→ Source records:
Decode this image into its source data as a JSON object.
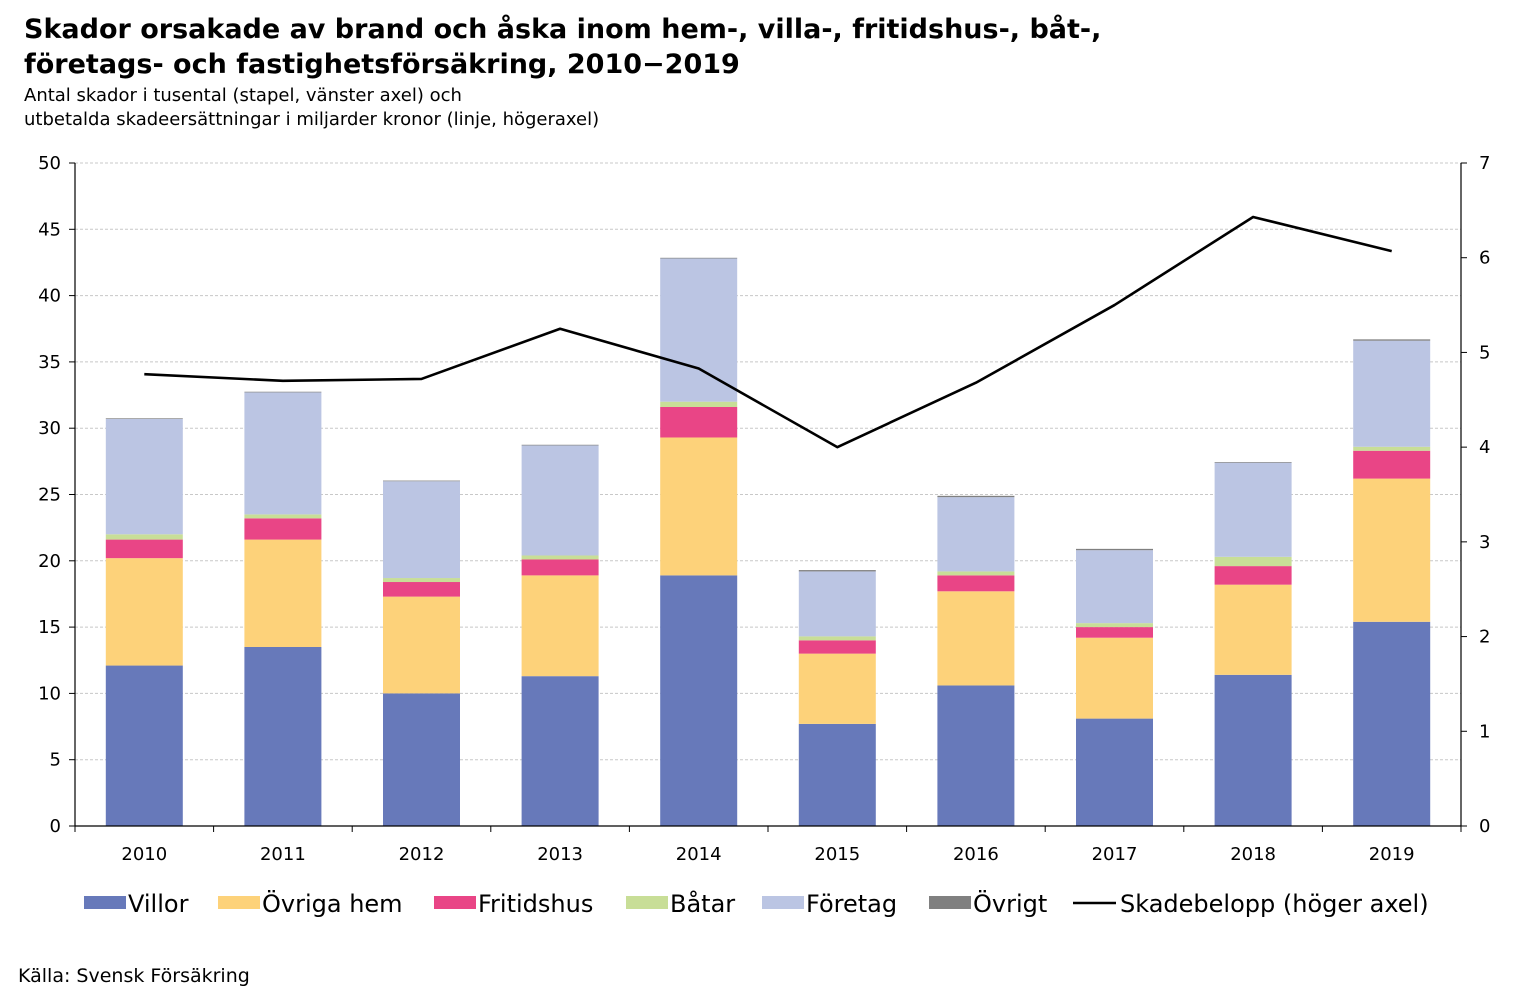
{
  "title_line1": "Skador orsakade av brand och åska inom hem-, villa-, fritidshus-, båt-,",
  "title_line2": "företags- och fastighetsförsäkring, 2010−2019",
  "subtitle_line1": "Antal skador i tusental (stapel, vänster axel) och",
  "subtitle_line2": "utbetalda skadeersättningar i miljarder kronor (linje, högeraxel)",
  "source": "Källa: Svensk Försäkring",
  "chart_data": {
    "type": "bar",
    "stacked": true,
    "categories": [
      "2010",
      "2011",
      "2012",
      "2013",
      "2014",
      "2015",
      "2016",
      "2017",
      "2018",
      "2019"
    ],
    "series": [
      {
        "name": "Villor",
        "color": "#6779BA",
        "values": [
          12.1,
          13.5,
          10.0,
          11.3,
          18.9,
          7.7,
          10.6,
          8.1,
          11.4,
          15.4
        ]
      },
      {
        "name": "Övriga hem",
        "color": "#FDD27A",
        "values": [
          8.1,
          8.1,
          7.3,
          7.6,
          10.4,
          5.3,
          7.1,
          6.1,
          6.8,
          10.8
        ]
      },
      {
        "name": "Fritidshus",
        "color": "#E94586",
        "values": [
          1.4,
          1.6,
          1.1,
          1.2,
          2.3,
          1.0,
          1.2,
          0.8,
          1.4,
          2.1
        ]
      },
      {
        "name": "Båtar",
        "color": "#C8DE97",
        "values": [
          0.4,
          0.3,
          0.3,
          0.3,
          0.4,
          0.3,
          0.3,
          0.3,
          0.7,
          0.3
        ]
      },
      {
        "name": "Företag",
        "color": "#BBC5E3",
        "values": [
          8.7,
          9.2,
          7.3,
          8.3,
          10.8,
          4.9,
          5.6,
          5.5,
          7.1,
          8.0
        ]
      },
      {
        "name": "Övrigt",
        "color": "#808080",
        "values": [
          0.05,
          0.05,
          0.05,
          0.05,
          0.05,
          0.1,
          0.1,
          0.1,
          0.05,
          0.1
        ]
      }
    ],
    "line_series": {
      "name": "Skadebelopp (höger axel)",
      "color": "#000000",
      "values": [
        4.77,
        4.7,
        4.72,
        5.25,
        4.83,
        4.0,
        4.68,
        5.5,
        6.43,
        6.07
      ]
    },
    "ylim_left": [
      0,
      50
    ],
    "ylim_right": [
      0,
      7
    ],
    "yticks_left": [
      "0",
      "5",
      "10",
      "15",
      "20",
      "25",
      "30",
      "35",
      "40",
      "45",
      "50"
    ],
    "yticks_right": [
      "0",
      "1",
      "2",
      "3",
      "4",
      "5",
      "6",
      "7"
    ],
    "grid": true,
    "legend_position": "bottom"
  }
}
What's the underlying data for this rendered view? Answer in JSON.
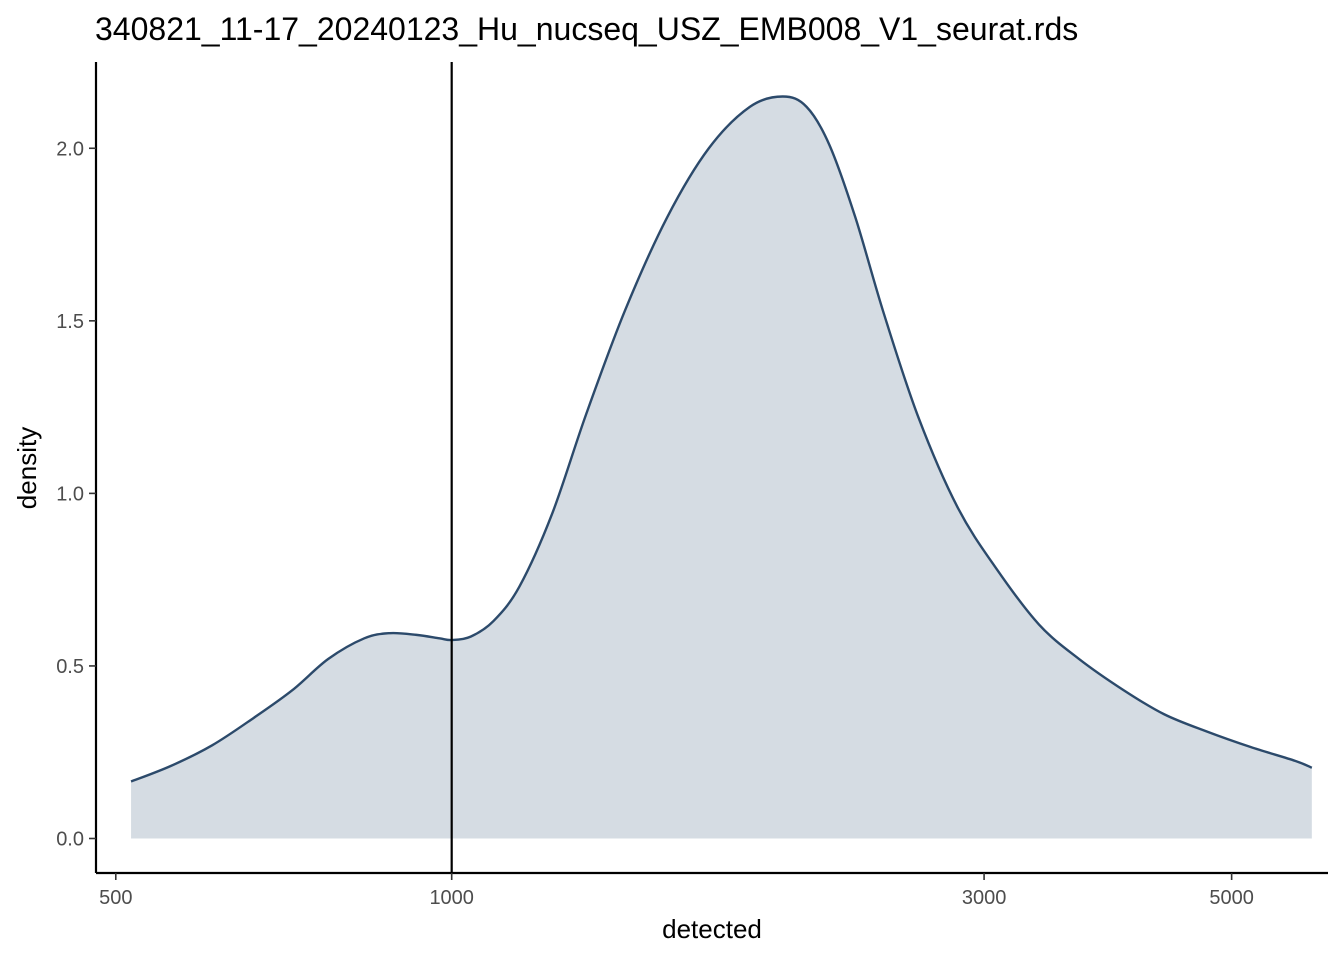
{
  "chart_data": {
    "type": "area",
    "title": "340821_11-17_20240123_Hu_nucseq_USZ_EMB008_V1_seurat.rds",
    "xlabel": "detected",
    "ylabel": "density",
    "x_scale": "log10",
    "xlim": [
      480,
      6100
    ],
    "ylim": [
      -0.1,
      2.25
    ],
    "x_ticks": [
      500,
      1000,
      3000,
      5000
    ],
    "y_ticks": [
      0.0,
      0.5,
      1.0,
      1.5,
      2.0
    ],
    "x_tick_labels": [
      "500",
      "1000",
      "3000",
      "5000"
    ],
    "y_tick_labels": [
      "0.0",
      "0.5",
      "1.0",
      "1.5",
      "2.0"
    ],
    "threshold_x": 1000,
    "grid": false,
    "fill_color": "#d5dce3",
    "line_color": "#2c4a6b",
    "series": [
      {
        "x": [
          516,
          560,
          610,
          665,
          720,
          775,
          835,
          880,
          930,
          975,
          1000,
          1040,
          1090,
          1150,
          1230,
          1320,
          1430,
          1560,
          1700,
          1850,
          1980,
          2080,
          2180,
          2300,
          2440,
          2620,
          2840,
          3080,
          3360,
          3650,
          4000,
          4350,
          4750,
          5200,
          5700,
          5900
        ],
        "y": [
          0.165,
          0.21,
          0.27,
          0.35,
          0.43,
          0.52,
          0.58,
          0.595,
          0.59,
          0.58,
          0.575,
          0.585,
          0.63,
          0.73,
          0.94,
          1.23,
          1.53,
          1.8,
          2.0,
          2.12,
          2.15,
          2.12,
          2.01,
          1.8,
          1.52,
          1.22,
          0.96,
          0.78,
          0.62,
          0.52,
          0.43,
          0.36,
          0.31,
          0.265,
          0.225,
          0.205
        ]
      }
    ]
  }
}
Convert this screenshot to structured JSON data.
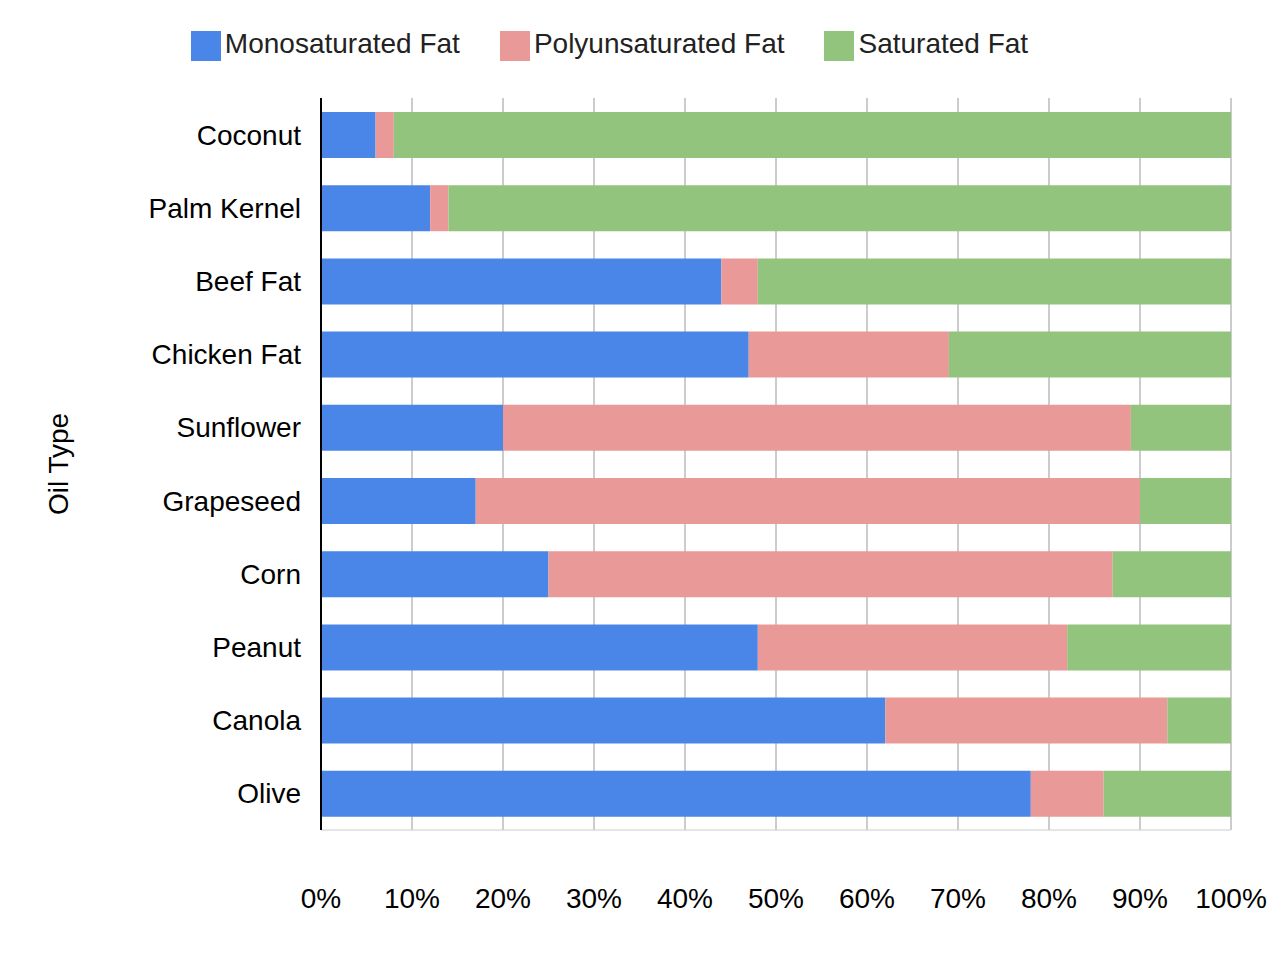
{
  "chart_data": {
    "type": "bar",
    "orientation": "horizontal",
    "stacked": true,
    "grid": true,
    "legend": "top",
    "y_label": "Oil Type",
    "categories": [
      "Coconut",
      "Palm Kernel",
      "Beef Fat",
      "Chicken Fat",
      "Sunflower",
      "Grapeseed",
      "Corn",
      "Peanut",
      "Canola",
      "Olive"
    ],
    "series": [
      {
        "name": "Monosaturated Fat",
        "color": "#4a86e8",
        "values": [
          6,
          12,
          44,
          47,
          20,
          17,
          25,
          48,
          62,
          78
        ]
      },
      {
        "name": "Polyunsaturated Fat",
        "color": "#ea9999",
        "values": [
          2,
          2,
          4,
          22,
          69,
          73,
          62,
          34,
          31,
          8
        ]
      },
      {
        "name": "Saturated Fat",
        "color": "#93c47d",
        "values": [
          92,
          86,
          52,
          31,
          11,
          10,
          13,
          18,
          7,
          14
        ]
      }
    ],
    "xlim": [
      0,
      100
    ],
    "xticks": [
      {
        "value": 0,
        "label": "0%"
      },
      {
        "value": 10,
        "label": "10%"
      },
      {
        "value": 20,
        "label": "20%"
      },
      {
        "value": 30,
        "label": "30%"
      },
      {
        "value": 40,
        "label": "40%"
      },
      {
        "value": 50,
        "label": "50%"
      },
      {
        "value": 60,
        "label": "60%"
      },
      {
        "value": 70,
        "label": "70%"
      },
      {
        "value": 80,
        "label": "80%"
      },
      {
        "value": 90,
        "label": "90%"
      },
      {
        "value": 100,
        "label": "100%"
      }
    ]
  }
}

→ Directions for this task: Report how many lines include the word "JSON". Give nothing but the number.

→ Result: 3